- _Task prompt_
Copy out the whole listing exactly as written, leaving the pictures behind.

______

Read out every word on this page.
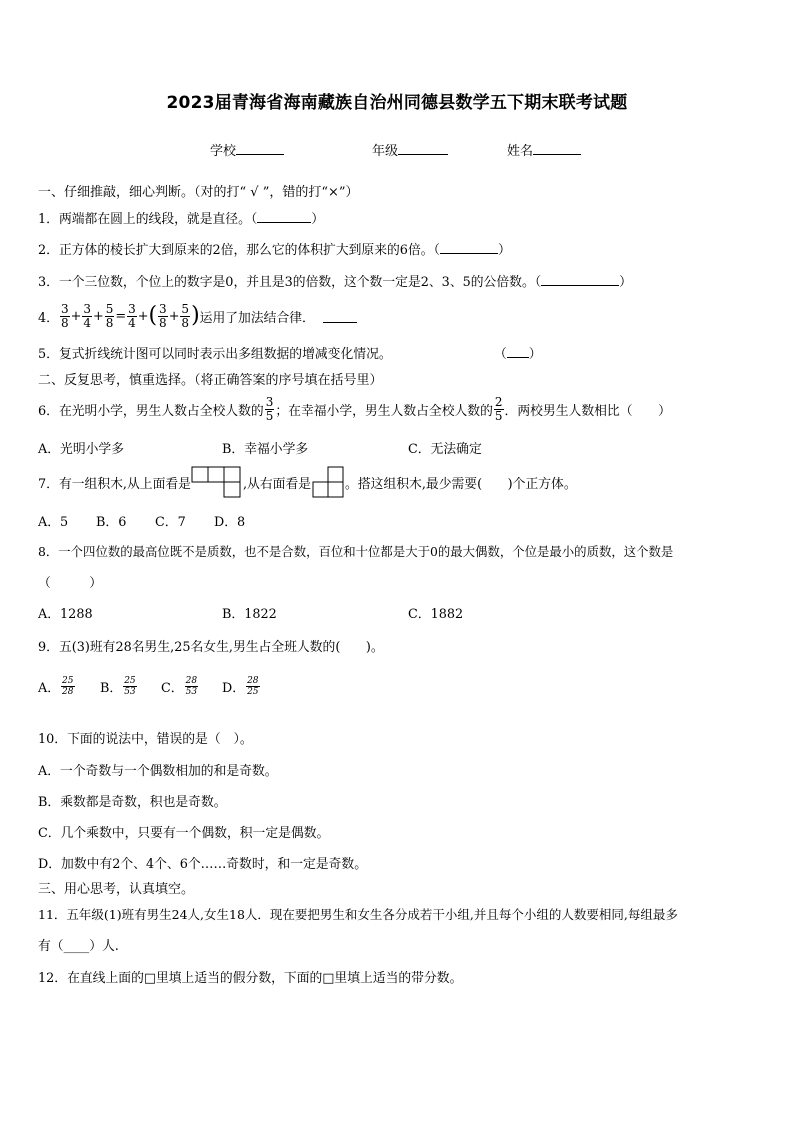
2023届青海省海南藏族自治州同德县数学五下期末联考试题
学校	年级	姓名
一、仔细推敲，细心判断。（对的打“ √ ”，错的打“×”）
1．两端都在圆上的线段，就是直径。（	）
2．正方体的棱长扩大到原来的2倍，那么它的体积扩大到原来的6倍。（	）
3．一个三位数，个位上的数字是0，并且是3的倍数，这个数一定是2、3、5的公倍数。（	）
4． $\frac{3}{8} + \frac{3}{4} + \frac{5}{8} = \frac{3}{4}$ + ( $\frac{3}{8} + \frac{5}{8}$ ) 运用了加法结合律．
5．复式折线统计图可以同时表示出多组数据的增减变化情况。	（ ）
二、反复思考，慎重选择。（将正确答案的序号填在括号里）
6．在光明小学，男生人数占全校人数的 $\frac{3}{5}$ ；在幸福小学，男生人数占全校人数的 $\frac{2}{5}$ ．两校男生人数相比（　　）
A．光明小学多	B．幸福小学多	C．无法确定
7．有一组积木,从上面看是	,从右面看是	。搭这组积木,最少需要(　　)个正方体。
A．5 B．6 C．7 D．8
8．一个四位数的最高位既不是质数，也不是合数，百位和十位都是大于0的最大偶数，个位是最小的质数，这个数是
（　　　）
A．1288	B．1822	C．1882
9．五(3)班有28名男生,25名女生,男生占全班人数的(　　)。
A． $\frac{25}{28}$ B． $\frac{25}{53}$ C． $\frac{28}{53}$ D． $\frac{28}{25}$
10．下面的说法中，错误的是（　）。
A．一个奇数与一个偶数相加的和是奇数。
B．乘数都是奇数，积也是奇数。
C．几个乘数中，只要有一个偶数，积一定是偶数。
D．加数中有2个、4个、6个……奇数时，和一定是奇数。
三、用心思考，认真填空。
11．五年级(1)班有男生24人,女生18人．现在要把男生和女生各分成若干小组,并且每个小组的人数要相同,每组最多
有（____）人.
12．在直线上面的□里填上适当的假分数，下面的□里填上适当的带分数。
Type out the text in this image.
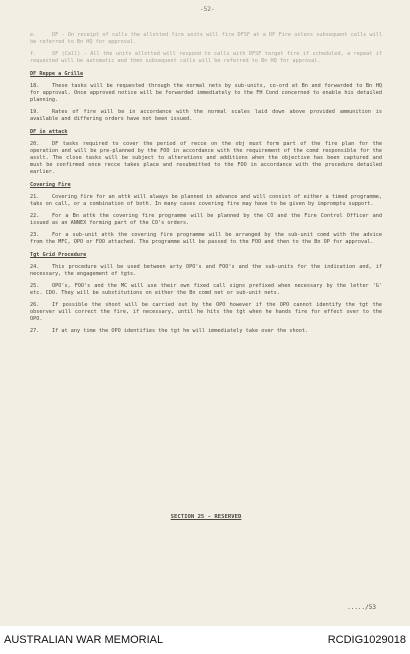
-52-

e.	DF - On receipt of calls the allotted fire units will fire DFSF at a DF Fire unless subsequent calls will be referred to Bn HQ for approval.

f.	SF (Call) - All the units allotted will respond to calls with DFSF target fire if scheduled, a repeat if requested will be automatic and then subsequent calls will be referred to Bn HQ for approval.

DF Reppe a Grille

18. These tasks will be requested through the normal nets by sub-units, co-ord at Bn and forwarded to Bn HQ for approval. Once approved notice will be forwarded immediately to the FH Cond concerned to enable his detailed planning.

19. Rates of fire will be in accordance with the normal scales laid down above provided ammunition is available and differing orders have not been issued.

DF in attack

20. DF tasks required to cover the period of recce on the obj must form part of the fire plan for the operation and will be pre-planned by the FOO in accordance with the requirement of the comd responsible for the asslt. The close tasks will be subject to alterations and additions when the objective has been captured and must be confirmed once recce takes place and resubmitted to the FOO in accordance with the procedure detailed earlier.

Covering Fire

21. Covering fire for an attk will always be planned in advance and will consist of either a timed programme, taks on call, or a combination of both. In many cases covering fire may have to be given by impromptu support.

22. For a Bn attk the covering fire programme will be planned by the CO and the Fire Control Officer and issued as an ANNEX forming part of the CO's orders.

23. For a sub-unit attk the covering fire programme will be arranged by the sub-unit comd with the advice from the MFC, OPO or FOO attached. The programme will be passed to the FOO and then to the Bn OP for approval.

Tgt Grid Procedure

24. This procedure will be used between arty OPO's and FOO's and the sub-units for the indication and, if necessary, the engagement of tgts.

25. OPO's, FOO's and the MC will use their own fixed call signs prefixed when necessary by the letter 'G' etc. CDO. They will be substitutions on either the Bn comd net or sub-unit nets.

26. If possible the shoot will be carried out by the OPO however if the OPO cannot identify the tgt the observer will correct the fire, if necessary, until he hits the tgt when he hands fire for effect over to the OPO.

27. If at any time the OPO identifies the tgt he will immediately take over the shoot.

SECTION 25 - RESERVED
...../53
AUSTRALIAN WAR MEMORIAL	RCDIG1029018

______

- _Worked solution_
Read out every word on this page.
2023届青海省海南藏族自治州同德县数学五下期末联考试题
学校	年级	姓名
一、仔细推敲，细心判断。（对的打“ √ ”，错的打“×”）
1．两端都在圆上的线段，就是直径。（	）
2．正方体的棱长扩大到原来的2倍，那么它的体积扩大到原来的6倍。（	）
3．一个三位数，个位上的数字是0，并且是3的倍数，这个数一定是2、3、5的公倍数。（	）
4． $\frac{3}{8} + \frac{3}{4} + \frac{5}{8} = \frac{3}{4}$ + ( $\frac{3}{8} + \frac{5}{8}$ ) 运用了加法结合律．
5．复式折线统计图可以同时表示出多组数据的增减变化情况。	（ ）
二、反复思考，慎重选择。（将正确答案的序号填在括号里）
6．在光明小学，男生人数占全校人数的 $\frac{3}{5}$ ；在幸福小学，男生人数占全校人数的 $\frac{2}{5}$ ．两校男生人数相比（　　）
A．光明小学多	B．幸福小学多	C．无法确定
7．有一组积木,从上面看是	,从右面看是	。搭这组积木,最少需要(　　)个正方体。
A．5 B．6 C．7 D．8
8．一个四位数的最高位既不是质数，也不是合数，百位和十位都是大于0的最大偶数，个位是最小的质数，这个数是
（　　　）
A．1288	B．1822	C．1882
9．五(3)班有28名男生,25名女生,男生占全班人数的(　　)。
A． $\frac{25}{28}$ B． $\frac{25}{53}$ C． $\frac{28}{53}$ D． $\frac{28}{25}$
10．下面的说法中，错误的是（　）。
A．一个奇数与一个偶数相加的和是奇数。
B．乘数都是奇数，积也是奇数。
C．几个乘数中，只要有一个偶数，积一定是偶数。
D．加数中有2个、4个、6个……奇数时，和一定是奇数。
三、用心思考，认真填空。
11．五年级(1)班有男生24人,女生18人．现在要把男生和女生各分成若干小组,并且每个小组的人数要相同,每组最多
有（____）人.
12．在直线上面的□里填上适当的假分数，下面的□里填上适当的带分数。
Type out the text in this image.
-52-

e.	DF - On receipt of calls the allotted fire units will fire DFSF at a DF Fire unless subsequent calls will be referred to Bn HQ for approval.

f.	SF (Call) - All the units allotted will respond to calls with DFSF target fire if scheduled, a repeat if requested will be automatic and then subsequent calls will be referred to Bn HQ for approval.

DF Reppe a Grille

18. These tasks will be requested through the normal nets by sub-units, co-ord at Bn and forwarded to Bn HQ for approval. Once approved notice will be forwarded immediately to the FH Cond concerned to enable his detailed planning.

19. Rates of fire will be in accordance with the normal scales laid down above provided ammunition is available and differing orders have not been issued.

DF in attack

20. DF tasks required to cover the period of recce on the obj must form part of the fire plan for the operation and will be pre-planned by the FOO in accordance with the requirement of the comd responsible for the asslt. The close tasks will be subject to alterations and additions when the objective has been captured and must be confirmed once recce takes place and resubmitted to the FOO in accordance with the procedure detailed earlier.

Covering Fire

21. Covering fire for an attk will always be planned in advance and will consist of either a timed programme, taks on call, or a combination of both. In many cases covering fire may have to be given by impromptu support.

22. For a Bn attk the covering fire programme will be planned by the CO and the Fire Control Officer and issued as an ANNEX forming part of the CO's orders.

23. For a sub-unit attk the covering fire programme will be arranged by the sub-unit comd with the advice from the MFC, OPO or FOO attached. The programme will be passed to the FOO and then to the Bn OP for approval.

Tgt Grid Procedure

24. This procedure will be used between arty OPO's and FOO's and the sub-units for the indication and, if necessary, the engagement of tgts.

25. OPO's, FOO's and the MC will use their own fixed call signs prefixed when necessary by the letter 'G' etc. CDO. They will be substitutions on either the Bn comd net or sub-unit nets.

26. If possible the shoot will be carried out by the OPO however if the OPO cannot identify the tgt the observer will correct the fire, if necessary, until he hits the tgt when he hands fire for effect over to the OPO.

27. If at any time the OPO identifies the tgt he will immediately take over the shoot.

SECTION 25 - RESERVED
...../53
AUSTRALIAN WAR MEMORIAL	RCDIG1029018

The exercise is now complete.